Exercise input:

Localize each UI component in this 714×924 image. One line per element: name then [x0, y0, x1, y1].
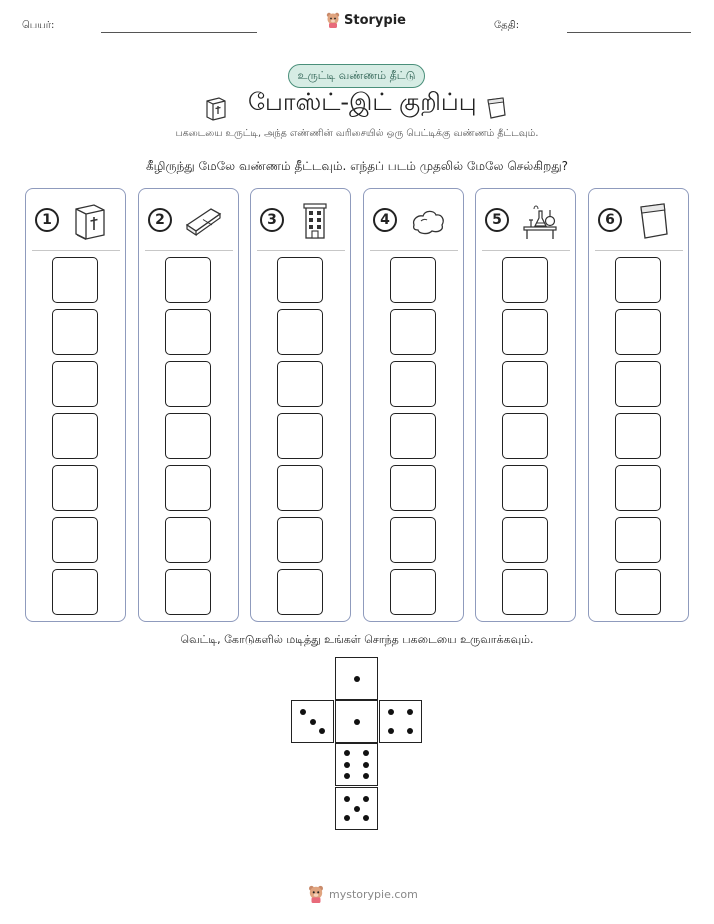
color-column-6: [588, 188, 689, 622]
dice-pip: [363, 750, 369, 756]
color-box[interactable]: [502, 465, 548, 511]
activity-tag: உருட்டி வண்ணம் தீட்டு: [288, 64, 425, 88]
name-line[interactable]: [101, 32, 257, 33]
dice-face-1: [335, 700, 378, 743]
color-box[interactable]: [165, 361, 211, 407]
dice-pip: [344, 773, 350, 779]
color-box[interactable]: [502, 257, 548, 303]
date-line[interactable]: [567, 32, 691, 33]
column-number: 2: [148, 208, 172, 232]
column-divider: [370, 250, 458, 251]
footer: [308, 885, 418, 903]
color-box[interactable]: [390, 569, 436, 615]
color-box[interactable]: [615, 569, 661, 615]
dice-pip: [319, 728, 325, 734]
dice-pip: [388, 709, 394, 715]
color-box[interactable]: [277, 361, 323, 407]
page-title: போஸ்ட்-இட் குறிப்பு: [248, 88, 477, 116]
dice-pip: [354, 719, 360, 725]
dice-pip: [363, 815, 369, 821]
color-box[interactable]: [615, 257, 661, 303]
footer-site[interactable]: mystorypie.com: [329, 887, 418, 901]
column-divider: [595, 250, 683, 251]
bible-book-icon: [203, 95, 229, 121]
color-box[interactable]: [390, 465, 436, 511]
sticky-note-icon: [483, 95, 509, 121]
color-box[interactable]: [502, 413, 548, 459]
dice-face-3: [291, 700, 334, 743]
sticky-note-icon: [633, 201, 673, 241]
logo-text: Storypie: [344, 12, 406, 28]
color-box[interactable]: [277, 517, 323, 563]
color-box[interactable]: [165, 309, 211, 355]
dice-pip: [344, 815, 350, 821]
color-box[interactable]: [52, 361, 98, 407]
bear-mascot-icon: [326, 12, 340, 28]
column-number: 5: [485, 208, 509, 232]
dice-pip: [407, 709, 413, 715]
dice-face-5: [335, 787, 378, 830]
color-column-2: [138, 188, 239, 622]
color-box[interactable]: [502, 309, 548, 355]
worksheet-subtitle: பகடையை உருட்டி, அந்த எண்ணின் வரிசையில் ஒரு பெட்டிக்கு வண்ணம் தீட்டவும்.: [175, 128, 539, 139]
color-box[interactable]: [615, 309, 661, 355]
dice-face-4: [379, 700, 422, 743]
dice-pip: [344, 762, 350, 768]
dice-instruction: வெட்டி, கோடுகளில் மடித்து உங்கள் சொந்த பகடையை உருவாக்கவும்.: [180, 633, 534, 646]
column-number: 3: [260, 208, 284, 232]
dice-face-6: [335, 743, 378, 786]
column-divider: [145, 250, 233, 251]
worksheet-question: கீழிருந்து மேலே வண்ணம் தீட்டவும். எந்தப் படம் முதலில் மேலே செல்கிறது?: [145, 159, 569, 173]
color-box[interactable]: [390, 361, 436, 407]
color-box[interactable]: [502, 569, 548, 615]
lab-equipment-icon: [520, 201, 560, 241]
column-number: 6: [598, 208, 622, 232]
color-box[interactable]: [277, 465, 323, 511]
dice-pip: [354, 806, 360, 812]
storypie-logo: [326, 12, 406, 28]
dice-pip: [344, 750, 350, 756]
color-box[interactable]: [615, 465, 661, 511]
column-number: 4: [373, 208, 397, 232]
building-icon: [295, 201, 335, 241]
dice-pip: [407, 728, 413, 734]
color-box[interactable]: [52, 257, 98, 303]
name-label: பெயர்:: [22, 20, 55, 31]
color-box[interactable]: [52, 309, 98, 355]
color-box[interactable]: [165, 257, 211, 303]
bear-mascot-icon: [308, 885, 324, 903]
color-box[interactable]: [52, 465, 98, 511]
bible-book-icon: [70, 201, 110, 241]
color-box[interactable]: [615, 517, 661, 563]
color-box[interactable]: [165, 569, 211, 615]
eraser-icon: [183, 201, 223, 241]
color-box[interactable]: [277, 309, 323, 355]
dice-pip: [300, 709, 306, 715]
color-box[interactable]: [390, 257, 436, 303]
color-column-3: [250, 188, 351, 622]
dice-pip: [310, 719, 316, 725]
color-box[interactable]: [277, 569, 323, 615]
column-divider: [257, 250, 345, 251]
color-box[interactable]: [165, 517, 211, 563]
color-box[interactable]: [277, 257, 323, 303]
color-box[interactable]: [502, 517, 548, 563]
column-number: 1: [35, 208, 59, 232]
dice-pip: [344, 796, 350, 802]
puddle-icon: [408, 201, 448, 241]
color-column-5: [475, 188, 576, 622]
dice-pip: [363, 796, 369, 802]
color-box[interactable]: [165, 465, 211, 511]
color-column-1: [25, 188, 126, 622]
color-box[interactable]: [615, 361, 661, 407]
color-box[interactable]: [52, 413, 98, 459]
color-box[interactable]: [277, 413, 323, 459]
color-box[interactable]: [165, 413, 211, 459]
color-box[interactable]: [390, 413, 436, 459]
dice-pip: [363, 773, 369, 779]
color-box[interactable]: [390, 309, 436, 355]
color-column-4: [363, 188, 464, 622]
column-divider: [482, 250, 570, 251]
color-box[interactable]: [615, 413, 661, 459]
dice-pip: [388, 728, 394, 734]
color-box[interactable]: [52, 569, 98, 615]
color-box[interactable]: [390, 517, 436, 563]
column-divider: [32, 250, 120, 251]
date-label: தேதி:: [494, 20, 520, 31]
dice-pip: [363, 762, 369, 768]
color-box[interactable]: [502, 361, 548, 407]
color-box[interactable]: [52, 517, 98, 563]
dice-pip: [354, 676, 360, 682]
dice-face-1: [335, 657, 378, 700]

---

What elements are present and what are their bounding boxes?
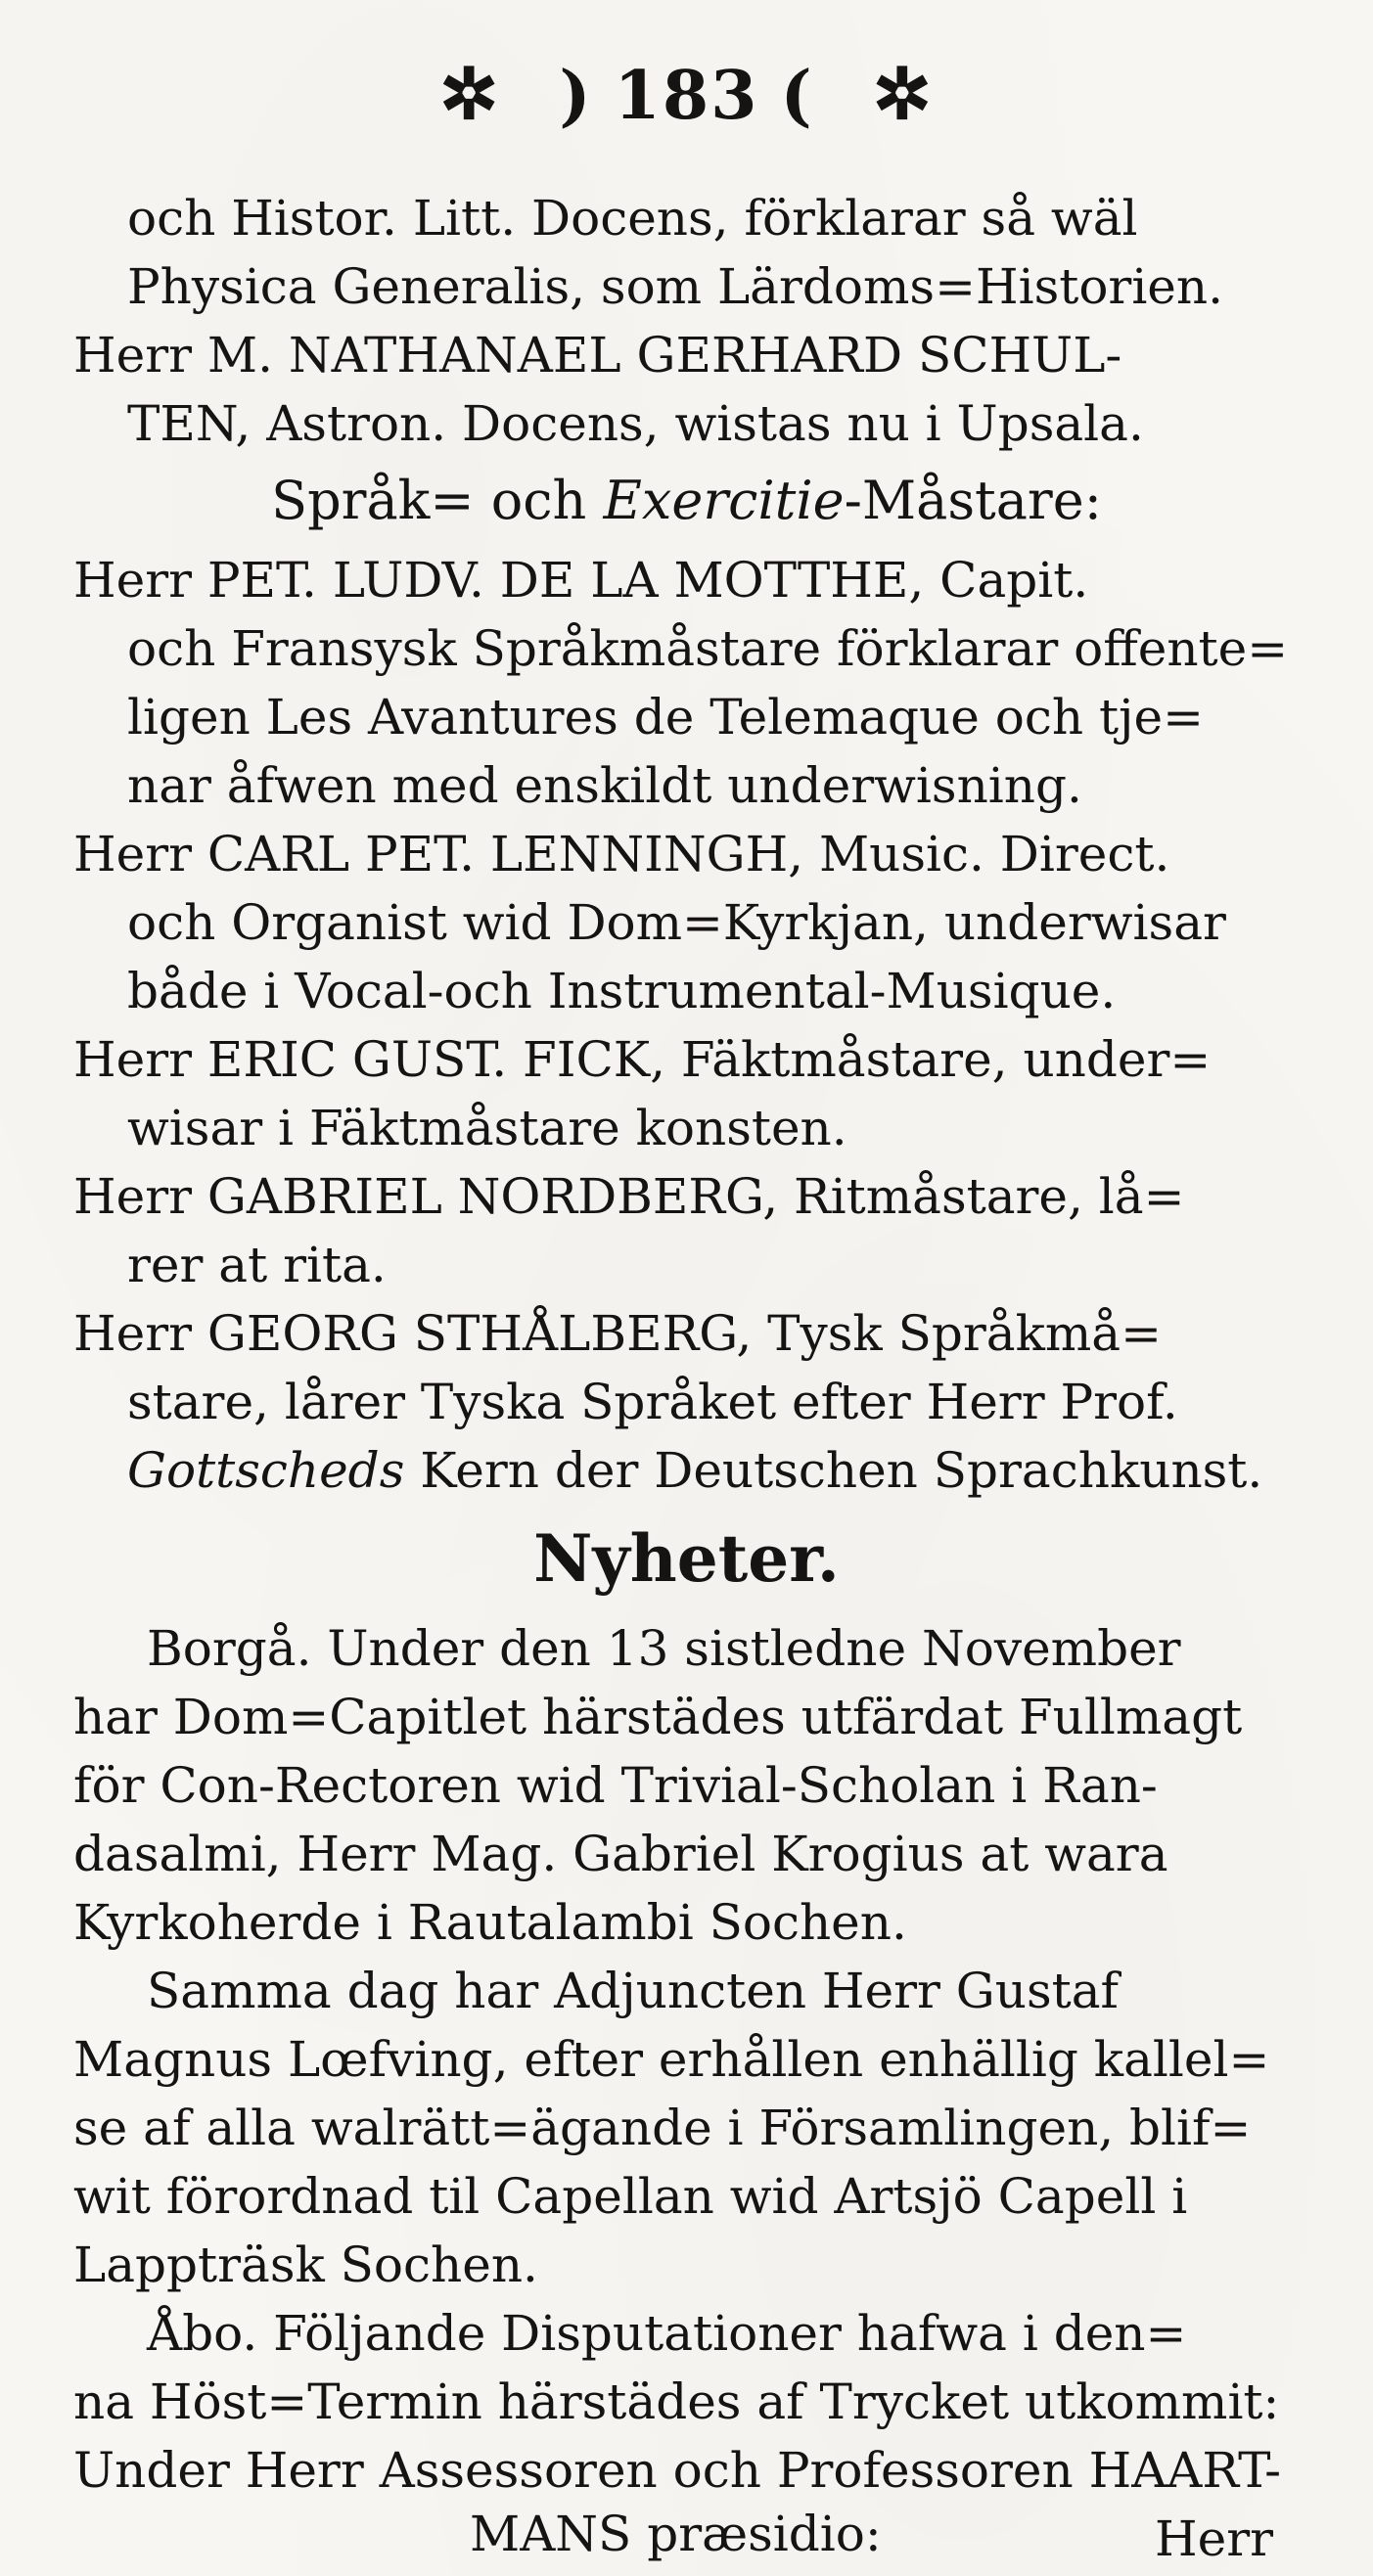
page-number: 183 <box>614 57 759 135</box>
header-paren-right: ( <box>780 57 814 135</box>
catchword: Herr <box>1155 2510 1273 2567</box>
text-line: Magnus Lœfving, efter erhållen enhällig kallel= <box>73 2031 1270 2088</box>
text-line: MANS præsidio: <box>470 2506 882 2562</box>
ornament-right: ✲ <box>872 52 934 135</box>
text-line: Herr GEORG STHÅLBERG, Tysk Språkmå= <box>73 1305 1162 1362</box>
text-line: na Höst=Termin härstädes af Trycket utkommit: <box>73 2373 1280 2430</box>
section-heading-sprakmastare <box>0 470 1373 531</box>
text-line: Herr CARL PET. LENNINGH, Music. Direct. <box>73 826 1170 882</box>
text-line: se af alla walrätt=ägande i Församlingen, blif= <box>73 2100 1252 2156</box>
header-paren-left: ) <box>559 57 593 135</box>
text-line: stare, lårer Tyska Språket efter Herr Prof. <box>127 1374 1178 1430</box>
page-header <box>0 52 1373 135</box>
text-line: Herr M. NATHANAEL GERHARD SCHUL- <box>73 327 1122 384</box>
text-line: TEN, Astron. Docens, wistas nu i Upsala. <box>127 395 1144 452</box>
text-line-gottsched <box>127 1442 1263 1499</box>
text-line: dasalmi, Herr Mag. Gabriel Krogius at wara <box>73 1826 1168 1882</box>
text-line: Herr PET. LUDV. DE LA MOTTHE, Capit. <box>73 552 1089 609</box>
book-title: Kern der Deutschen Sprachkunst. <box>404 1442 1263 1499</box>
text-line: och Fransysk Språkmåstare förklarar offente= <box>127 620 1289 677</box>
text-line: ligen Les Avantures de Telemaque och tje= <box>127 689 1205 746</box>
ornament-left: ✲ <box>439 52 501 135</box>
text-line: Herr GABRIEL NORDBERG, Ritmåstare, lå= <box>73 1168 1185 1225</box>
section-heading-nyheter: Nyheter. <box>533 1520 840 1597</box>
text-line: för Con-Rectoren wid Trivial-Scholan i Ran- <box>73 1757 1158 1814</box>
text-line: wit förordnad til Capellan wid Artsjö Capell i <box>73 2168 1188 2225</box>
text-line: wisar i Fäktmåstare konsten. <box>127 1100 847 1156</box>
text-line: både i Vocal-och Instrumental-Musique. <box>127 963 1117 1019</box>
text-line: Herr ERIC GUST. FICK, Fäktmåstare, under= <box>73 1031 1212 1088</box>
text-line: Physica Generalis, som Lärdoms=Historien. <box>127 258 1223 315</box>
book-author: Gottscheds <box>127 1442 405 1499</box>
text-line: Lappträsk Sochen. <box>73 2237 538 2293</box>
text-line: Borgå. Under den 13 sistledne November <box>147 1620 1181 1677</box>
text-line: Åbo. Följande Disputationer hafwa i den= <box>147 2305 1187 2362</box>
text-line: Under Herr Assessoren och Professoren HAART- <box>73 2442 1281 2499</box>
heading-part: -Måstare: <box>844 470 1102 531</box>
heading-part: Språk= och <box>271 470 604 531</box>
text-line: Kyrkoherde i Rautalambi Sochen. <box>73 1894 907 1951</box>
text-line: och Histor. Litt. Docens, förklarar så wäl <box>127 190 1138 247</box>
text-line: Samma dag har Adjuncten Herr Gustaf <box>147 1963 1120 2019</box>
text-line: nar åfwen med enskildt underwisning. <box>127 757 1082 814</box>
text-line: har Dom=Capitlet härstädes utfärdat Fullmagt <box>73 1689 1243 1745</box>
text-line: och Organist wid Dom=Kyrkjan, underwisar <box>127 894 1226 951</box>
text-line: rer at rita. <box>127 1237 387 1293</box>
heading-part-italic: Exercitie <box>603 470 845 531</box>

Task directions:
Return every entry starting at the line containing "color-column-6: [588, 188, 689, 622]" and ending at the line containing "dice-pip: [344, 815, 350, 821]", with both of those lines included.

Output below:
color-column-6: [588, 188, 689, 622]
dice-pip: [363, 750, 369, 756]
color-box[interactable]: [502, 465, 548, 511]
activity-tag: உருட்டி வண்ணம் தீட்டு: [288, 64, 425, 88]
name-line[interactable]: [101, 32, 257, 33]
dice-face-1: [335, 700, 378, 743]
color-box[interactable]: [165, 361, 211, 407]
dice-pip: [344, 773, 350, 779]
color-box[interactable]: [502, 257, 548, 303]
date-line[interactable]: [567, 32, 691, 33]
column-number: 2: [148, 208, 172, 232]
column-divider: [370, 250, 458, 251]
footer: [308, 885, 418, 903]
color-box[interactable]: [390, 569, 436, 615]
color-box[interactable]: [615, 569, 661, 615]
dice-pip: [319, 728, 325, 734]
dice-pip: [388, 709, 394, 715]
color-box[interactable]: [277, 361, 323, 407]
page-title: போஸ்ட்-இட் குறிப்பு: [248, 88, 477, 116]
dice-pip: [354, 719, 360, 725]
dice-pip: [363, 815, 369, 821]
color-box[interactable]: [615, 257, 661, 303]
footer-site[interactable]: mystorypie.com: [329, 887, 418, 901]
column-divider: [595, 250, 683, 251]
bible-book-icon: [203, 95, 229, 121]
color-box[interactable]: [390, 465, 436, 511]
sticky-note-icon: [483, 95, 509, 121]
color-box[interactable]: [502, 413, 548, 459]
dice-face-3: [291, 700, 334, 743]
sticky-note-icon: [633, 201, 673, 241]
logo-text: Storypie: [344, 12, 406, 28]
color-box[interactable]: [277, 517, 323, 563]
color-box[interactable]: [165, 309, 211, 355]
dice-pip: [344, 815, 350, 821]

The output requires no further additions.